---- Supplied information

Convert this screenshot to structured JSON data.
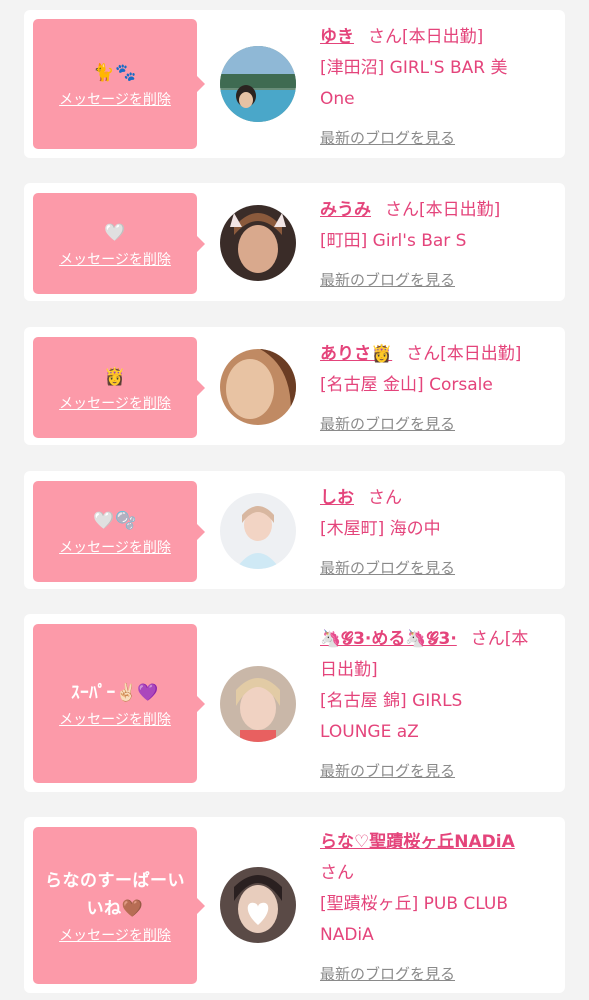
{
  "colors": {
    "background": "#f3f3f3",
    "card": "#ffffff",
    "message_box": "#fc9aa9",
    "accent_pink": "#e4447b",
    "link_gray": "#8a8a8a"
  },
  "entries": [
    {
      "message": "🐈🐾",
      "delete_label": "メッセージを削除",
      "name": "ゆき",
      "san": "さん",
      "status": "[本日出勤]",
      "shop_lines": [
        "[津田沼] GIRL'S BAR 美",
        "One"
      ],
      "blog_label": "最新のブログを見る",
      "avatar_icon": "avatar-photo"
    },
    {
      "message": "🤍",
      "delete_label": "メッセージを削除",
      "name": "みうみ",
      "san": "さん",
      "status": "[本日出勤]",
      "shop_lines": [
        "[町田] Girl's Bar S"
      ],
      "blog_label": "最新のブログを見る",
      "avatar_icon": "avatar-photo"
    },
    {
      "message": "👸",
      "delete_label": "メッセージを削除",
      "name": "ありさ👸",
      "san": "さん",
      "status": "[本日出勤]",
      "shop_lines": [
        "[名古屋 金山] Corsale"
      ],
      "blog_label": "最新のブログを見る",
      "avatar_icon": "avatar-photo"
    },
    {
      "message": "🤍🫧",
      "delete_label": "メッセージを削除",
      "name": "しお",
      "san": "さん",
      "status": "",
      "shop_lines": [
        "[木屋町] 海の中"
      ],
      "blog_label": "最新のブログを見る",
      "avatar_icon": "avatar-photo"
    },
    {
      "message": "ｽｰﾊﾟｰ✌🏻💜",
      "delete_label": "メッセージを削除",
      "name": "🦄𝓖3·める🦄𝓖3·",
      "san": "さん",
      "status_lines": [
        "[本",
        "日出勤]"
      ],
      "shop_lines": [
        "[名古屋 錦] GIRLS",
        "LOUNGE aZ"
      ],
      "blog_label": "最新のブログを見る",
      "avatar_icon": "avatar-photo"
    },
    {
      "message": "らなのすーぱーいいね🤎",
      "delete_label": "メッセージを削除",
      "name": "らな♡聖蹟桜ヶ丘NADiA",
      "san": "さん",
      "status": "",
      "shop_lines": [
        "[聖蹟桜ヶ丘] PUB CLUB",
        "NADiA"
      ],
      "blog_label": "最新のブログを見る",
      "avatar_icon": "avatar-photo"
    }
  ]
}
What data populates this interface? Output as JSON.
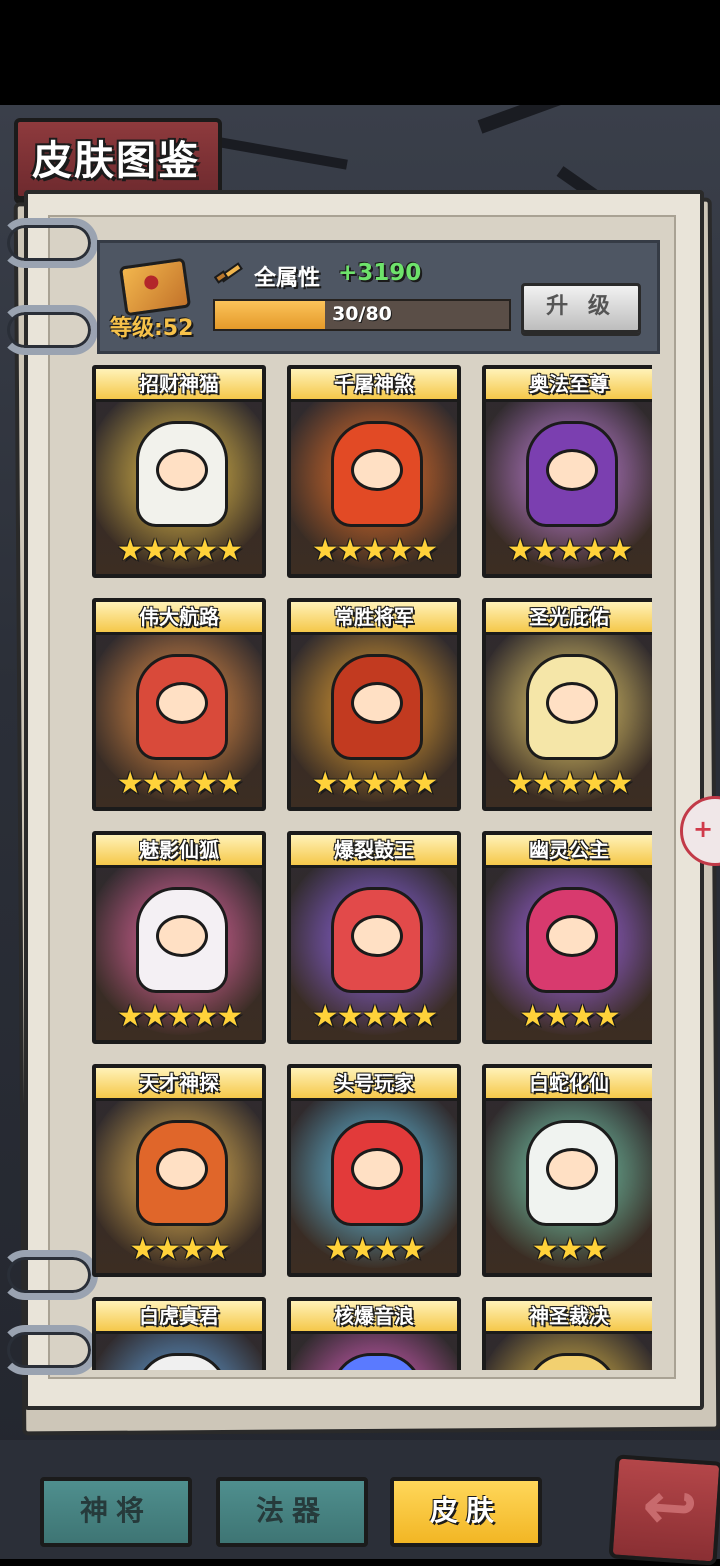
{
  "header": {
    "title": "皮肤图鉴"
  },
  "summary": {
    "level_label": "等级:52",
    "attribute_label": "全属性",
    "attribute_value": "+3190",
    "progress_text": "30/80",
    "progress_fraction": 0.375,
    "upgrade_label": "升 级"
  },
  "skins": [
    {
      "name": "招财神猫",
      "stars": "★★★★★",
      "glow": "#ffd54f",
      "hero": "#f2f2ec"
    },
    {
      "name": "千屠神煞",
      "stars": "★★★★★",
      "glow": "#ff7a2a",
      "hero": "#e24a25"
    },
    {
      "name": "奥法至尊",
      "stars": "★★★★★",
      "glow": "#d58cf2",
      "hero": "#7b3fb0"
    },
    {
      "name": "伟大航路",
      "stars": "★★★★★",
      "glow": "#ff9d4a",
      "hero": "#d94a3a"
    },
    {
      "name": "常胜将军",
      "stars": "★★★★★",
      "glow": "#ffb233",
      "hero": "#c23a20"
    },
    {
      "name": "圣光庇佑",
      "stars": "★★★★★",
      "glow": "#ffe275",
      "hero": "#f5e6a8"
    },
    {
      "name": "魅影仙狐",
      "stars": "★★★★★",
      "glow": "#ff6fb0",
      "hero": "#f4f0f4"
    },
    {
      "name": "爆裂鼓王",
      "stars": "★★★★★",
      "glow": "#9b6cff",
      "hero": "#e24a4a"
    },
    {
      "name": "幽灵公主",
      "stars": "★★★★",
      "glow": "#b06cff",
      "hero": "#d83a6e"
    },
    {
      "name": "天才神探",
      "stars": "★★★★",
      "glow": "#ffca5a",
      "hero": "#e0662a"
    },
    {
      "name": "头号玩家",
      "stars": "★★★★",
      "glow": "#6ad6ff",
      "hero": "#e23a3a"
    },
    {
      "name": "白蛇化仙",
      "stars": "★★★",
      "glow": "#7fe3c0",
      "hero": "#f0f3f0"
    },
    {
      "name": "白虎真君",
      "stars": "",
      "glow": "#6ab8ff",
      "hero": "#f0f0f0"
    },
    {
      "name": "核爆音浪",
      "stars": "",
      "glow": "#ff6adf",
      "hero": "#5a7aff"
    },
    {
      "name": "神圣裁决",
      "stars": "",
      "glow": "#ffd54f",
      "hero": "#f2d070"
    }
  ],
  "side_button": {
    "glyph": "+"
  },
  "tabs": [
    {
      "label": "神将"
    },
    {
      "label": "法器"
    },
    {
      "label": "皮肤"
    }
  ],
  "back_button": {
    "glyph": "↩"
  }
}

--------

Set task:
The material above must be printed exactly, with its pictures left out.

Solution to this problem:
Convert this screenshot to structured JSON data.
{
  "colors": {
    "background": "#f3f3f3",
    "card": "#ffffff",
    "message_box": "#fc9aa9",
    "accent_pink": "#e4447b",
    "link_gray": "#8a8a8a"
  },
  "entries": [
    {
      "message": "🐈🐾",
      "delete_label": "メッセージを削除",
      "name": "ゆき",
      "san": "さん",
      "status": "[本日出勤]",
      "shop_lines": [
        "[津田沼] GIRL'S BAR 美",
        "One"
      ],
      "blog_label": "最新のブログを見る",
      "avatar_icon": "avatar-photo"
    },
    {
      "message": "🤍",
      "delete_label": "メッセージを削除",
      "name": "みうみ",
      "san": "さん",
      "status": "[本日出勤]",
      "shop_lines": [
        "[町田] Girl's Bar S"
      ],
      "blog_label": "最新のブログを見る",
      "avatar_icon": "avatar-photo"
    },
    {
      "message": "👸",
      "delete_label": "メッセージを削除",
      "name": "ありさ👸",
      "san": "さん",
      "status": "[本日出勤]",
      "shop_lines": [
        "[名古屋 金山] Corsale"
      ],
      "blog_label": "最新のブログを見る",
      "avatar_icon": "avatar-photo"
    },
    {
      "message": "🤍🫧",
      "delete_label": "メッセージを削除",
      "name": "しお",
      "san": "さん",
      "status": "",
      "shop_lines": [
        "[木屋町] 海の中"
      ],
      "blog_label": "最新のブログを見る",
      "avatar_icon": "avatar-photo"
    },
    {
      "message": "ｽｰﾊﾟｰ✌🏻💜",
      "delete_label": "メッセージを削除",
      "name": "🦄𝓖3·める🦄𝓖3·",
      "san": "さん",
      "status_lines": [
        "[本",
        "日出勤]"
      ],
      "shop_lines": [
        "[名古屋 錦] GIRLS",
        "LOUNGE aZ"
      ],
      "blog_label": "最新のブログを見る",
      "avatar_icon": "avatar-photo"
    },
    {
      "message": "らなのすーぱーいいね🤎",
      "delete_label": "メッセージを削除",
      "name": "らな♡聖蹟桜ヶ丘NADiA",
      "san": "さん",
      "status": "",
      "shop_lines": [
        "[聖蹟桜ヶ丘] PUB CLUB",
        "NADiA"
      ],
      "blog_label": "最新のブログを見る",
      "avatar_icon": "avatar-photo"
    }
  ]
}
What data populates this interface? Output as JSON.
{
  "header": {
    "title": "皮肤图鉴"
  },
  "summary": {
    "level_label": "等级:52",
    "attribute_label": "全属性",
    "attribute_value": "+3190",
    "progress_text": "30/80",
    "progress_fraction": 0.375,
    "upgrade_label": "升 级"
  },
  "skins": [
    {
      "name": "招财神猫",
      "stars": "★★★★★",
      "glow": "#ffd54f",
      "hero": "#f2f2ec"
    },
    {
      "name": "千屠神煞",
      "stars": "★★★★★",
      "glow": "#ff7a2a",
      "hero": "#e24a25"
    },
    {
      "name": "奥法至尊",
      "stars": "★★★★★",
      "glow": "#d58cf2",
      "hero": "#7b3fb0"
    },
    {
      "name": "伟大航路",
      "stars": "★★★★★",
      "glow": "#ff9d4a",
      "hero": "#d94a3a"
    },
    {
      "name": "常胜将军",
      "stars": "★★★★★",
      "glow": "#ffb233",
      "hero": "#c23a20"
    },
    {
      "name": "圣光庇佑",
      "stars": "★★★★★",
      "glow": "#ffe275",
      "hero": "#f5e6a8"
    },
    {
      "name": "魅影仙狐",
      "stars": "★★★★★",
      "glow": "#ff6fb0",
      "hero": "#f4f0f4"
    },
    {
      "name": "爆裂鼓王",
      "stars": "★★★★★",
      "glow": "#9b6cff",
      "hero": "#e24a4a"
    },
    {
      "name": "幽灵公主",
      "stars": "★★★★",
      "glow": "#b06cff",
      "hero": "#d83a6e"
    },
    {
      "name": "天才神探",
      "stars": "★★★★",
      "glow": "#ffca5a",
      "hero": "#e0662a"
    },
    {
      "name": "头号玩家",
      "stars": "★★★★",
      "glow": "#6ad6ff",
      "hero": "#e23a3a"
    },
    {
      "name": "白蛇化仙",
      "stars": "★★★",
      "glow": "#7fe3c0",
      "hero": "#f0f3f0"
    },
    {
      "name": "白虎真君",
      "stars": "",
      "glow": "#6ab8ff",
      "hero": "#f0f0f0"
    },
    {
      "name": "核爆音浪",
      "stars": "",
      "glow": "#ff6adf",
      "hero": "#5a7aff"
    },
    {
      "name": "神圣裁决",
      "stars": "",
      "glow": "#ffd54f",
      "hero": "#f2d070"
    }
  ],
  "side_button": {
    "glyph": "+"
  },
  "tabs": [
    {
      "label": "神将"
    },
    {
      "label": "法器"
    },
    {
      "label": "皮肤"
    }
  ],
  "back_button": {
    "glyph": "↩"
  }
}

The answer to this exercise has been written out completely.